> _STATED EXERCISE_:
Return each line containing the string "title".

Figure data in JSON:
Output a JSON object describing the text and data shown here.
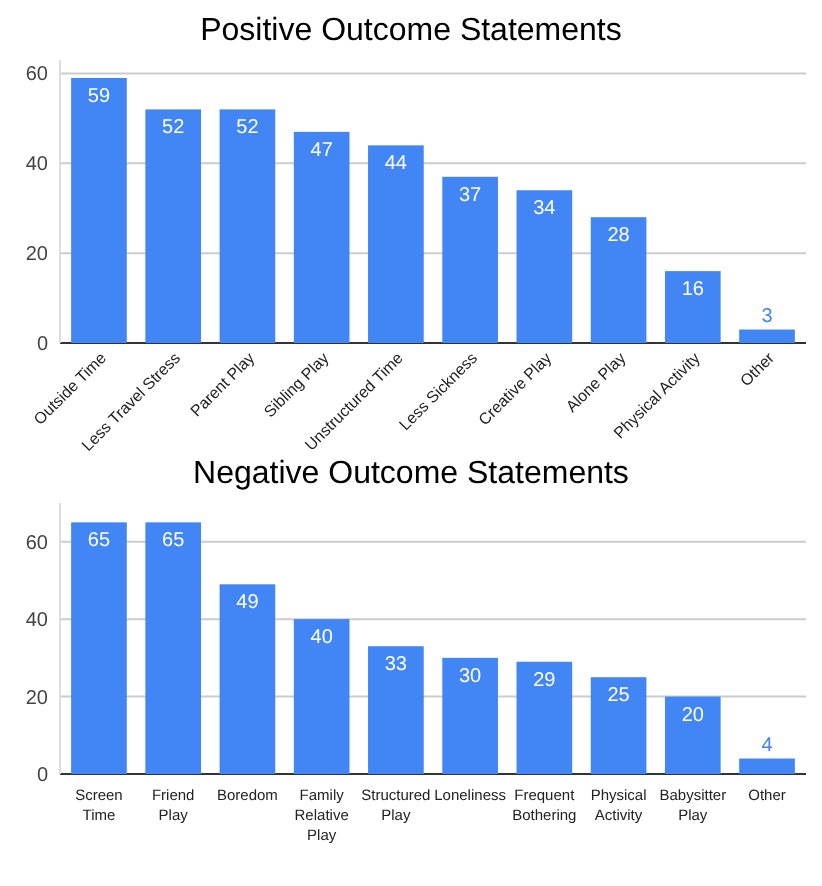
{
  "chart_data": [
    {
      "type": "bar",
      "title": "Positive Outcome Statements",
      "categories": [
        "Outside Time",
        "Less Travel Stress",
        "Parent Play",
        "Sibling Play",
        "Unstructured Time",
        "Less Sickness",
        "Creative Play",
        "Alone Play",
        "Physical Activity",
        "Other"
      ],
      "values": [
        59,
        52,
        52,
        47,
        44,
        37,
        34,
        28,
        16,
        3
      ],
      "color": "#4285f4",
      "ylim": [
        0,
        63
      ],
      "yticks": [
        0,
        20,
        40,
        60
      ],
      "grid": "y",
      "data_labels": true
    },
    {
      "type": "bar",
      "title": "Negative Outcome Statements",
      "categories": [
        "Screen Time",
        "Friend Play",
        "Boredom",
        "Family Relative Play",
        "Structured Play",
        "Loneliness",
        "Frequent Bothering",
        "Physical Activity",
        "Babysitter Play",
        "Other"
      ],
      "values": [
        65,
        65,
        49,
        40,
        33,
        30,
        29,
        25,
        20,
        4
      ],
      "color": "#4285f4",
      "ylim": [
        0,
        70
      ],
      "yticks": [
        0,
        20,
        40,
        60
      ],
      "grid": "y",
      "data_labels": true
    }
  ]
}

--

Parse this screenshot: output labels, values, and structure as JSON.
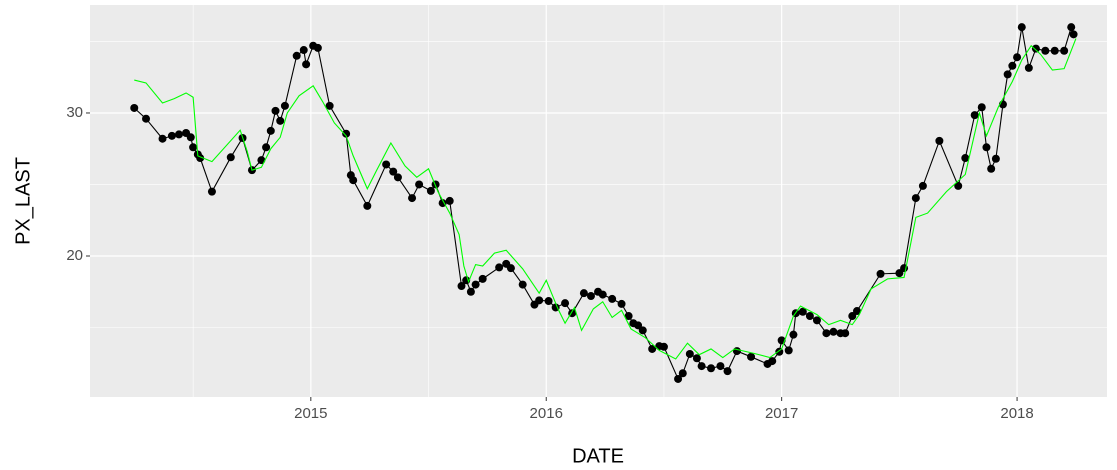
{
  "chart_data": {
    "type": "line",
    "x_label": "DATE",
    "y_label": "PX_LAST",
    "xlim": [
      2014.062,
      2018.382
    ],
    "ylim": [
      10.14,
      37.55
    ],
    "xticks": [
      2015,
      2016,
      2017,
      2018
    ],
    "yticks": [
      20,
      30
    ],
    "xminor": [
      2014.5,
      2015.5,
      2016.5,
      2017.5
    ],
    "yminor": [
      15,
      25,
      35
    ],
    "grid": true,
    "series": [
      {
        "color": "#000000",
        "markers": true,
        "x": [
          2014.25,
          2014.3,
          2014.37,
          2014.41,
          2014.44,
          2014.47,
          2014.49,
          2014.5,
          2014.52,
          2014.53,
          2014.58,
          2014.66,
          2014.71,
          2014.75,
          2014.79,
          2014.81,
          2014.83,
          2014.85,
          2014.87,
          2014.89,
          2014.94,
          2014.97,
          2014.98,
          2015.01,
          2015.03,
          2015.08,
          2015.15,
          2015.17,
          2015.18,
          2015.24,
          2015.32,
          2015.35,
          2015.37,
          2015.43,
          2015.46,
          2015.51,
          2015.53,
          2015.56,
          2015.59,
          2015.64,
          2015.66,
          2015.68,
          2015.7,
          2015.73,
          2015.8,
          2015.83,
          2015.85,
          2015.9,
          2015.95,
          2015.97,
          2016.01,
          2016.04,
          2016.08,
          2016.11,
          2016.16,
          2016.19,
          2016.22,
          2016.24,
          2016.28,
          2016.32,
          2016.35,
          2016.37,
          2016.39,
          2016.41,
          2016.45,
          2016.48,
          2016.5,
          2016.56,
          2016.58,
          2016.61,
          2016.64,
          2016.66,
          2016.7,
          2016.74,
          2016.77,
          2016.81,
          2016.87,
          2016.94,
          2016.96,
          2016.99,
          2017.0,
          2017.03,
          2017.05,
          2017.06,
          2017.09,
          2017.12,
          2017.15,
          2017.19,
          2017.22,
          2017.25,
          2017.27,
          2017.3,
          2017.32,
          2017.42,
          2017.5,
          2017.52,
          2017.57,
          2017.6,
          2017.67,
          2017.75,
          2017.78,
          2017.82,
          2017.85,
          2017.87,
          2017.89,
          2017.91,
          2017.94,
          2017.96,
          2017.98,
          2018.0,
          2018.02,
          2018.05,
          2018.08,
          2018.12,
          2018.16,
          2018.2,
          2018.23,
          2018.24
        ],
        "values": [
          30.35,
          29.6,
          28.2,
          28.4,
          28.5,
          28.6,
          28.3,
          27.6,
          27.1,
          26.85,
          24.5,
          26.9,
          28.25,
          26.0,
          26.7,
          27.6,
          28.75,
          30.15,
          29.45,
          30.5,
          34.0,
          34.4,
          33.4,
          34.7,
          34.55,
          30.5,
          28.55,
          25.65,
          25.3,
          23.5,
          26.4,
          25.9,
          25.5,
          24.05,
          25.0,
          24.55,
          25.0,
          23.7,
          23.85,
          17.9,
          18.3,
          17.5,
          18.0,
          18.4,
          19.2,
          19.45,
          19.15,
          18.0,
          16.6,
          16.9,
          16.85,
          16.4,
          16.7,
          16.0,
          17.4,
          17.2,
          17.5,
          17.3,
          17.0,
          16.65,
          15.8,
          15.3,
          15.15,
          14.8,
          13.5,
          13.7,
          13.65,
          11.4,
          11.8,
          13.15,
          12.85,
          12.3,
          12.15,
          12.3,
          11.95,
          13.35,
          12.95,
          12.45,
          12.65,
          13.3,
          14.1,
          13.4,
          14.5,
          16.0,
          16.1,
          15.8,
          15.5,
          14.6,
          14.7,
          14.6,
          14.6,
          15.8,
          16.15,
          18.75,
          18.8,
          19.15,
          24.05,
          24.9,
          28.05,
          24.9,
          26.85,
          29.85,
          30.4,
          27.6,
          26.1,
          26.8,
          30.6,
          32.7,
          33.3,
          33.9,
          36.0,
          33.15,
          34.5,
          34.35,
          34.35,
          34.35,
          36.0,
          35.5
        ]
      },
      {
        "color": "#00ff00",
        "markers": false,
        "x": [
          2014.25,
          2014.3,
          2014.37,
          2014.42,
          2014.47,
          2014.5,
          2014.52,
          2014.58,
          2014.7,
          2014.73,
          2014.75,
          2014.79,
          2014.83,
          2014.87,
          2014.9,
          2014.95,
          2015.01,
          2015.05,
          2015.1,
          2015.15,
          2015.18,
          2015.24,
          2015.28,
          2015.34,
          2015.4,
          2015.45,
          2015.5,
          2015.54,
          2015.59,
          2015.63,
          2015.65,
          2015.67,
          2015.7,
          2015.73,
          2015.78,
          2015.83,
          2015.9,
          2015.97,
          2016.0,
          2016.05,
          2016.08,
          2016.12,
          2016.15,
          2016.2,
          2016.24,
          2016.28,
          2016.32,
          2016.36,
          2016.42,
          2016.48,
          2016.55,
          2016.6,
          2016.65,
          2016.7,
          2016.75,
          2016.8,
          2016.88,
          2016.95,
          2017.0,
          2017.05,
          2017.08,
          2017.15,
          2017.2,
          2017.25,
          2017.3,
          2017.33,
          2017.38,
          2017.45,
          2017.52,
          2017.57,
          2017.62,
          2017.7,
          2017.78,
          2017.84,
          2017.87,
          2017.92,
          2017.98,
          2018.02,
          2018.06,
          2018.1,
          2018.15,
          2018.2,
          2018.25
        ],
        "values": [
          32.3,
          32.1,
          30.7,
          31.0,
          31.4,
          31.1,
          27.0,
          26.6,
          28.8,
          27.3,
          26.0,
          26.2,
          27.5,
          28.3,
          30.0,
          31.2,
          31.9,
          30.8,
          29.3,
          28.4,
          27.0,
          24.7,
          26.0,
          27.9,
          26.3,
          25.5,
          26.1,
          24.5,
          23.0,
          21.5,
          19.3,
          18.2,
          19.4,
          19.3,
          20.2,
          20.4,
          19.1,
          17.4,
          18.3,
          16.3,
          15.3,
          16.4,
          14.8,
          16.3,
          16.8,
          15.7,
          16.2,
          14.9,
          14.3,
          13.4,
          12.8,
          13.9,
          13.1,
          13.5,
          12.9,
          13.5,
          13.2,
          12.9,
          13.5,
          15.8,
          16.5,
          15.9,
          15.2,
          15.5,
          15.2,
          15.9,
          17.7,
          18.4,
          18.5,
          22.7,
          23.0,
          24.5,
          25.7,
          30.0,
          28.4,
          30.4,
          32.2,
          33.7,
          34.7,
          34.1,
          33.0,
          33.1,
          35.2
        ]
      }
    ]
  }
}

> _RESPONSE_:
      "title": "Positive Outcome Statements",
      "title": "Negative Outcome Statements",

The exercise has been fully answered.